» Exercise goal
Reproduce the records that follow in full, excluding any picture they contain.

» Supplied material

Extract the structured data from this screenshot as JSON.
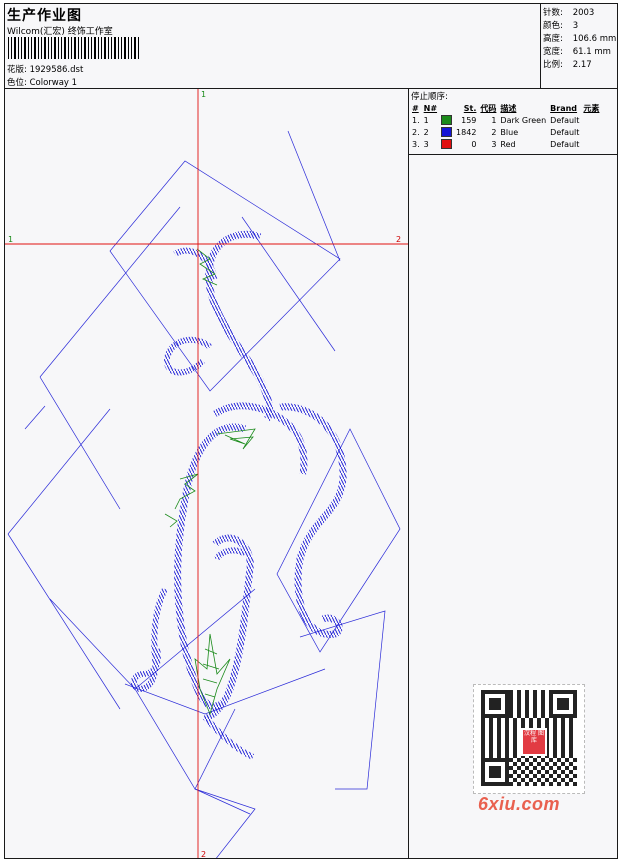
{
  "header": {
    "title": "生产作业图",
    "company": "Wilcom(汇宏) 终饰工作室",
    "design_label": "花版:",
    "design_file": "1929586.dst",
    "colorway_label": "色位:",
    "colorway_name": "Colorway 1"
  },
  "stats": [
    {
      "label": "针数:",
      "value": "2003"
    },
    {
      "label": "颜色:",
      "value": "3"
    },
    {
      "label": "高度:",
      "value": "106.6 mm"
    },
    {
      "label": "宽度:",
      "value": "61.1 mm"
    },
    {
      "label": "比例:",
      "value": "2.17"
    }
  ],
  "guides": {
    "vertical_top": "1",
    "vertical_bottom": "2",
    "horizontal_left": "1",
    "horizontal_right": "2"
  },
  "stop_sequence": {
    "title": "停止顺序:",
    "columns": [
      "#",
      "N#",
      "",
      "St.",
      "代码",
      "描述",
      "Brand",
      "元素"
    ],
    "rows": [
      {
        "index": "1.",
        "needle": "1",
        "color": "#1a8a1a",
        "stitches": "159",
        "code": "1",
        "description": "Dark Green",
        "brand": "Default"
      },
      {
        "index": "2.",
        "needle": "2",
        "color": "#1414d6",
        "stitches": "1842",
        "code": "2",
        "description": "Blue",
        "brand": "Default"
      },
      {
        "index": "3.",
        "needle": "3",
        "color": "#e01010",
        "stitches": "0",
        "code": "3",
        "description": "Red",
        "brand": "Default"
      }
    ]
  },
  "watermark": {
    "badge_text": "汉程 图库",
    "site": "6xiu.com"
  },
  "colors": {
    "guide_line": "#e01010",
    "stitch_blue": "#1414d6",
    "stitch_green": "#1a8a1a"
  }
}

» Written solution
Extract the structured data from this screenshot as JSON.
{
  "header": {
    "title": "生产作业图",
    "company": "Wilcom(汇宏) 终饰工作室",
    "design_label": "花版:",
    "design_file": "1929586.dst",
    "colorway_label": "色位:",
    "colorway_name": "Colorway 1"
  },
  "stats": [
    {
      "label": "针数:",
      "value": "2003"
    },
    {
      "label": "颜色:",
      "value": "3"
    },
    {
      "label": "高度:",
      "value": "106.6 mm"
    },
    {
      "label": "宽度:",
      "value": "61.1 mm"
    },
    {
      "label": "比例:",
      "value": "2.17"
    }
  ],
  "guides": {
    "vertical_top": "1",
    "vertical_bottom": "2",
    "horizontal_left": "1",
    "horizontal_right": "2"
  },
  "stop_sequence": {
    "title": "停止顺序:",
    "columns": [
      "#",
      "N#",
      "",
      "St.",
      "代码",
      "描述",
      "Brand",
      "元素"
    ],
    "rows": [
      {
        "index": "1.",
        "needle": "1",
        "color": "#1a8a1a",
        "stitches": "159",
        "code": "1",
        "description": "Dark Green",
        "brand": "Default"
      },
      {
        "index": "2.",
        "needle": "2",
        "color": "#1414d6",
        "stitches": "1842",
        "code": "2",
        "description": "Blue",
        "brand": "Default"
      },
      {
        "index": "3.",
        "needle": "3",
        "color": "#e01010",
        "stitches": "0",
        "code": "3",
        "description": "Red",
        "brand": "Default"
      }
    ]
  },
  "watermark": {
    "badge_text": "汉程 图库",
    "site": "6xiu.com"
  },
  "colors": {
    "guide_line": "#e01010",
    "stitch_blue": "#1414d6",
    "stitch_green": "#1a8a1a"
  }
}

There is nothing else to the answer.